EXERCISE DIRECTIONS |
Pictures in the data below are not part of the copy; transcribe everything else exactly.

GIVEN RECORDS |
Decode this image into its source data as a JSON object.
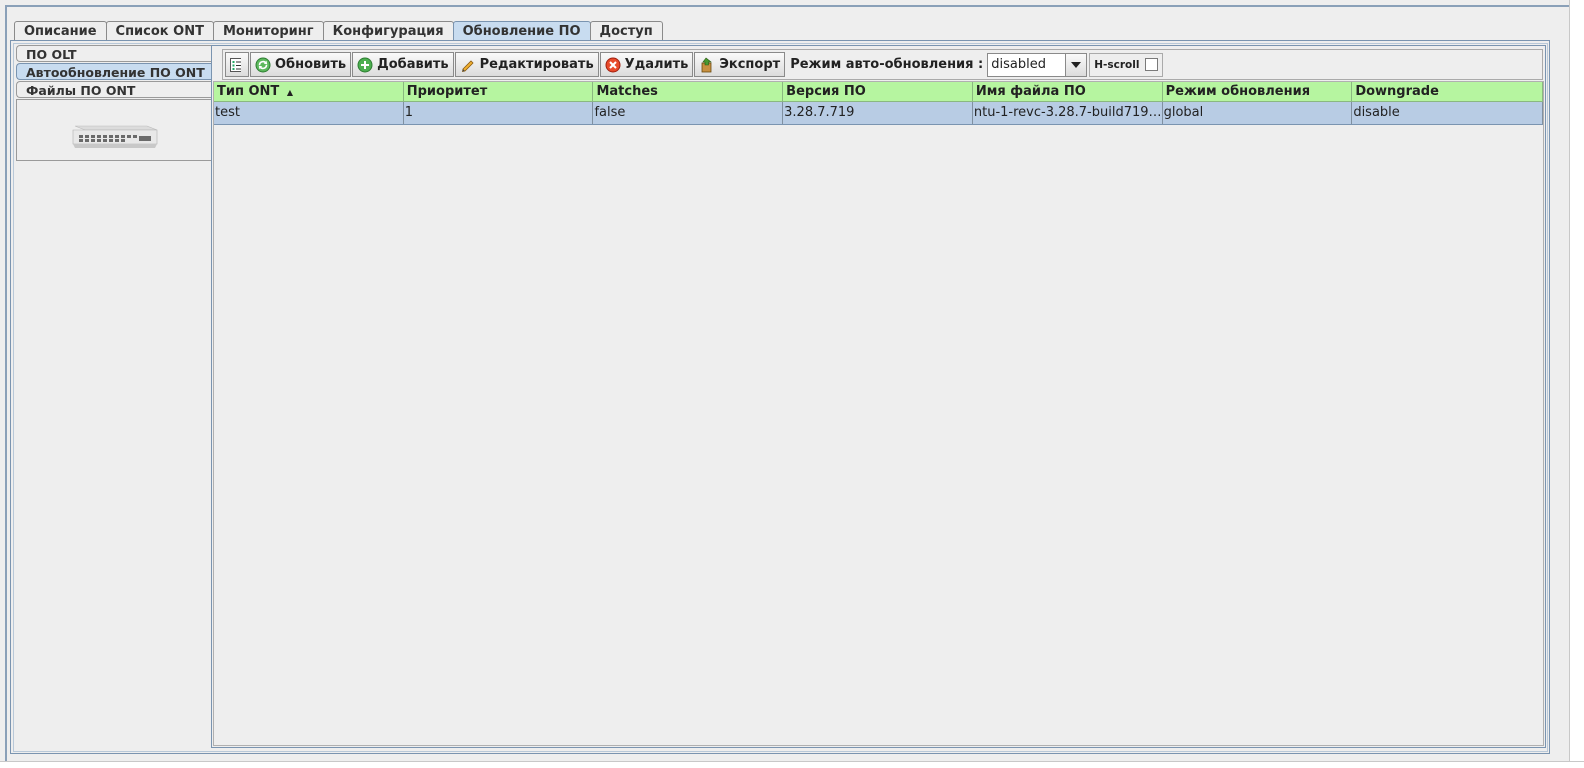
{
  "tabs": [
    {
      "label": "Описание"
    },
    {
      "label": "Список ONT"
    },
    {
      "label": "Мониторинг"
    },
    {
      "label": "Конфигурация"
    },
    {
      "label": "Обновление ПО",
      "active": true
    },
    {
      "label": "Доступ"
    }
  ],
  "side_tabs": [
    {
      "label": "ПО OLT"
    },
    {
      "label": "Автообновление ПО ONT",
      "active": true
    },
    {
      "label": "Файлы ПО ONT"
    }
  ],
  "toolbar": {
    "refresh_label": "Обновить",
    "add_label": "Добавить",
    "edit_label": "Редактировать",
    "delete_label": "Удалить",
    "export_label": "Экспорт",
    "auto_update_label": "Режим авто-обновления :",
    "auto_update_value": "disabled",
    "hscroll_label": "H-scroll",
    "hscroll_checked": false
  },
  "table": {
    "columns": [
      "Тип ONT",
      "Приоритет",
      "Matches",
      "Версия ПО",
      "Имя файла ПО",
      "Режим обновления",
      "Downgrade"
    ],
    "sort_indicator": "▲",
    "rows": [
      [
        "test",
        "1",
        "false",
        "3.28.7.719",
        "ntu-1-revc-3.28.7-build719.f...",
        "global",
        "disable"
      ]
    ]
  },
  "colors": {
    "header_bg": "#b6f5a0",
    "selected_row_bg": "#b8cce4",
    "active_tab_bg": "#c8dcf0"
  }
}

THE COMPLETED TASK |
Decode this image into its source data as a JSON object.
{
  "tabs": [
    {
      "label": "Описание"
    },
    {
      "label": "Список ONT"
    },
    {
      "label": "Мониторинг"
    },
    {
      "label": "Конфигурация"
    },
    {
      "label": "Обновление ПО",
      "active": true
    },
    {
      "label": "Доступ"
    }
  ],
  "side_tabs": [
    {
      "label": "ПО OLT"
    },
    {
      "label": "Автообновление ПО ONT",
      "active": true
    },
    {
      "label": "Файлы ПО ONT"
    }
  ],
  "toolbar": {
    "refresh_label": "Обновить",
    "add_label": "Добавить",
    "edit_label": "Редактировать",
    "delete_label": "Удалить",
    "export_label": "Экспорт",
    "auto_update_label": "Режим авто-обновления :",
    "auto_update_value": "disabled",
    "hscroll_label": "H-scroll",
    "hscroll_checked": false
  },
  "table": {
    "columns": [
      "Тип ONT",
      "Приоритет",
      "Matches",
      "Версия ПО",
      "Имя файла ПО",
      "Режим обновления",
      "Downgrade"
    ],
    "sort_indicator": "▲",
    "rows": [
      [
        "test",
        "1",
        "false",
        "3.28.7.719",
        "ntu-1-revc-3.28.7-build719.f...",
        "global",
        "disable"
      ]
    ]
  },
  "colors": {
    "header_bg": "#b6f5a0",
    "selected_row_bg": "#b8cce4",
    "active_tab_bg": "#c8dcf0"
  }
}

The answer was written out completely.